Exercise requirements: Please return each line of the material below unchanged, leaving out the pictures.
** START Supplied information **
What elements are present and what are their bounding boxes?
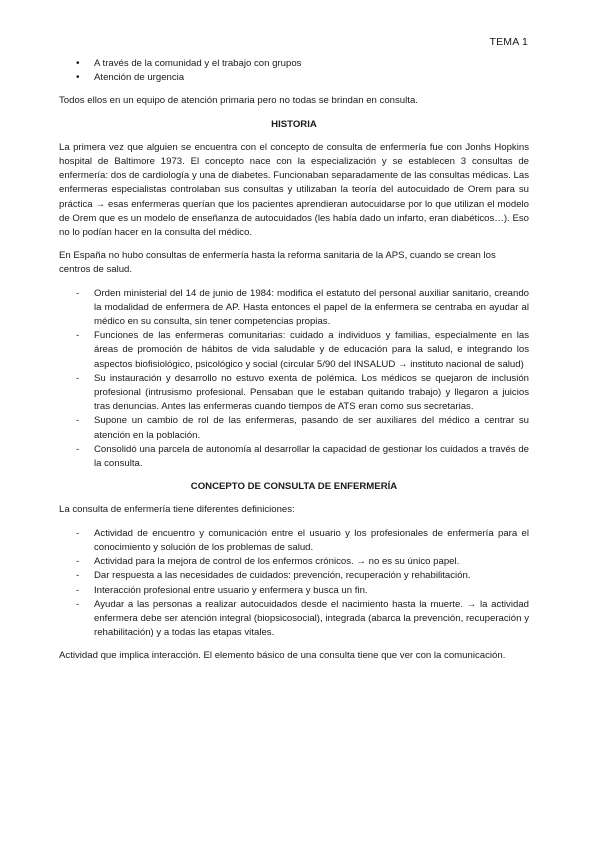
dash-icon: -: [76, 570, 80, 582]
historia-list: [59, 287, 529, 472]
historia-paragraph-2: En España no hubo consultas de enfermería hasta la reforma sanitaria de la APS, cuando se crean los centros de salud.: [59, 250, 496, 276]
list-item: - Supone un cambio de rol de las enfermeras, pasando de ser auxiliares del médico a centrar su atención en la población.: [76, 415, 529, 441]
concepto-intro: La consulta de enfermería tiene diferentes definiciones:: [59, 504, 295, 516]
dash-icon: -: [76, 287, 80, 299]
bullet-icon: •: [76, 58, 80, 69]
dash-icon: -: [76, 372, 80, 384]
list-item: - Dar respuesta a las necesidades de cuidados: prevención, recuperación y rehabilitación.: [59, 569, 529, 583]
section-heading-historia: HISTORIA: [271, 118, 317, 130]
dash-icon: -: [76, 330, 80, 342]
dash-icon: -: [76, 527, 80, 539]
dash-icon: -: [76, 415, 80, 427]
dash-icon: -: [76, 584, 80, 596]
list-item: - Su instauración y desarrollo no estuvo exenta de polémica. Los médicos se quejaron de inclusión profesional (intrusismo profesional. Pensaban que le estaban quitando trabajo) y llegaron a juicios tras denuncias. Antes las enfermeras cuando tiempos de ATS eran como sus secretarias.: [76, 372, 529, 413]
intro-bullet-list: [59, 57, 529, 85]
list-item: - Consolidó una parcela de autonomía al desarrollar la capacidad de gestionar los cuidados a través de la consulta.: [76, 443, 529, 470]
list-item: - Actividad para la mejora de control de los enfermos crónicos. → no es su único papel.: [59, 555, 529, 569]
historia-paragraph-1: La primera vez que alguien se encuentra con el concepto de consulta de enfermería fue con Jonhs Hopkins hospital de Baltimore 1973. El concepto nace con la especialización y se establecen 3 consultas de enfermería: dos de cardiología y una de diabetes. Funcionaban separadamente de las consultas médicas. Las enfermeras especialistas controlaban sus consultas y utilizaban la teoría del autocuidado de Orem para su práctica → esas enfermeras querían que los pacientes aprendieran autocuidarse por lo que utilizan el modelo de Orem que es un modelo de enseñanza de autocuidados (les había dado un infarto, eran diabéticos…). Eso no lo podían hacer en la consulta del médico.: [59, 141, 529, 239]
concepto-list: [59, 527, 529, 641]
intro-paragraph: Todos ellos en un equipo de atención primaria pero no todas se brindan en consulta.: [59, 95, 418, 107]
dash-icon: -: [76, 556, 80, 568]
dash-icon: -: [76, 443, 80, 455]
section-heading-concepto: CONCEPTO DE CONSULTA DE ENFERMERÍA: [190, 481, 398, 493]
list-item: • Atención de urgencia: [59, 71, 529, 85]
list-item: - Interacción profesional entre usuario y enfermera y busca un fin.: [59, 584, 529, 598]
concepto-closing: Actividad que implica interacción. El elemento básico de una consulta tiene que ver con la comunicación.: [59, 650, 506, 662]
dash-icon: -: [76, 598, 80, 610]
list-item: - Funciones de las enfermeras comunitarias: cuidado a individuos y familias, especialmente en las áreas de promoción de hábitos de vida saludable y de educación para la salud, e integrando los aspectos biofisiológico, psicológico y social (circular 5/90 del INSALUD → instituto nacional de salud): [76, 330, 529, 370]
list-item: - Orden ministerial del 14 de junio de 1984: modifica el estatuto del personal auxiliar sanitario, creando la modalidad de enfermera de AP. Hasta entonces el papel de la enfermera se centraba en ayudar al médico en su consulta, sin tener competencias propias.: [76, 287, 529, 328]
page-header-label: TEMA 1: [489, 36, 528, 48]
list-item: • A través de la comunidad y el trabajo con grupos: [59, 57, 529, 71]
bullet-icon: •: [76, 72, 80, 84]
list-item: - Ayudar a las personas a realizar autocuidados desde el nacimiento hasta la muerte. → la actividad enfermera debe ser atención integral (biopsicosocial), integrada (abarca la prevención, recuperación y rehabilitación) y a todas las etapas vitales.: [76, 598, 529, 639]
list-item: - Actividad de encuentro y comunicación entre el usuario y los profesionales de enfermería para el conocimiento y solución de los problemas de salud.: [76, 527, 529, 553]
document-body: [59, 57, 529, 673]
** END Supplied information **
Written solution:
What elements are present and what are their bounding boxes?
dash-icon: -: [76, 570, 80, 582]
historia-list: [59, 287, 529, 472]
historia-paragraph-2: En España no hubo consultas de enfermería hasta la reforma sanitaria de la APS, cuando se crean los centros de salud.: [59, 250, 496, 276]
list-item: - Supone un cambio de rol de las enfermeras, pasando de ser auxiliares del médico a centrar su atención en la población.: [76, 415, 529, 441]
concepto-intro: La consulta de enfermería tiene diferentes definiciones:: [59, 504, 295, 516]
dash-icon: -: [76, 287, 80, 299]
bullet-icon: •: [76, 58, 80, 69]
dash-icon: -: [76, 372, 80, 384]
list-item: - Dar respuesta a las necesidades de cuidados: prevención, recuperación y rehabilitación.: [59, 569, 529, 583]
section-heading-historia: HISTORIA: [271, 118, 317, 130]
dash-icon: -: [76, 330, 80, 342]
dash-icon: -: [76, 527, 80, 539]
dash-icon: -: [76, 415, 80, 427]
dash-icon: -: [76, 584, 80, 596]
list-item: - Su instauración y desarrollo no estuvo exenta de polémica. Los médicos se quejaron de inclusión profesional (intrusismo profesional. Pensaban que le estaban quitando trabajo) y llegaron a juicios tras denuncias. Antes las enfermeras cuando tiempos de ATS eran como sus secretarias.: [76, 372, 529, 413]
intro-bullet-list: [59, 57, 529, 85]
list-item: - Consolidó una parcela de autonomía al desarrollar la capacidad de gestionar los cuidados a través de la consulta.: [76, 443, 529, 470]
list-item: - Actividad para la mejora de control de los enfermos crónicos. → no es su único papel.: [59, 555, 529, 569]
historia-paragraph-1: La primera vez que alguien se encuentra con el concepto de consulta de enfermería fue con Jonhs Hopkins hospital de Baltimore 1973. El concepto nace con la especialización y se establecen 3 consultas de enfermería: dos de cardiología y una de diabetes. Funcionaban separadamente de las consultas médicas. Las enfermeras especialistas controlaban sus consultas y utilizaban la teoría del autocuidado de Orem para su práctica → esas enfermeras querían que los pacientes aprendieran autocuidarse por lo que utilizan el modelo de Orem que es un modelo de enseñanza de autocuidados (les había dado un infarto, eran diabéticos…). Eso no lo podían hacer en la consulta del médico.: [59, 141, 529, 239]
concepto-list: [59, 527, 529, 641]
intro-paragraph: Todos ellos en un equipo de atención primaria pero no todas se brindan en consulta.: [59, 95, 418, 107]
dash-icon: -: [76, 556, 80, 568]
dash-icon: -: [76, 443, 80, 455]
section-heading-concepto: CONCEPTO DE CONSULTA DE ENFERMERÍA: [190, 481, 398, 493]
list-item: • Atención de urgencia: [59, 71, 529, 85]
list-item: - Interacción profesional entre usuario y enfermera y busca un fin.: [59, 584, 529, 598]
concepto-closing: Actividad que implica interacción. El elemento básico de una consulta tiene que ver con la comunicación.: [59, 650, 506, 662]
dash-icon: -: [76, 598, 80, 610]
list-item: - Funciones de las enfermeras comunitarias: cuidado a individuos y familias, especialmente en las áreas de promoción de hábitos de vida saludable y de educación para la salud, e integrando los aspectos biofisiológico, psicológico y social (circular 5/90 del INSALUD → instituto nacional de salud): [76, 330, 529, 370]
list-item: - Orden ministerial del 14 de junio de 1984: modifica el estatuto del personal auxiliar sanitario, creando la modalidad de enfermera de AP. Hasta entonces el papel de la enfermera se centraba en ayudar al médico en su consulta, sin tener competencias propias.: [76, 287, 529, 328]
page-header-label: TEMA 1: [489, 36, 528, 48]
list-item: • A través de la comunidad y el trabajo con grupos: [59, 57, 529, 71]
bullet-icon: •: [76, 72, 80, 84]
list-item: - Ayudar a las personas a realizar autocuidados desde el nacimiento hasta la muerte. → la actividad enfermera debe ser atención integral (biopsicosocial), integrada (abarca la prevención, recuperación y rehabilitación) y a todas las etapas vitales.: [76, 598, 529, 639]
list-item: - Actividad de encuentro y comunicación entre el usuario y los profesionales de enfermería para el conocimiento y solución de los problemas de salud.: [76, 527, 529, 553]
document-body: [59, 57, 529, 673]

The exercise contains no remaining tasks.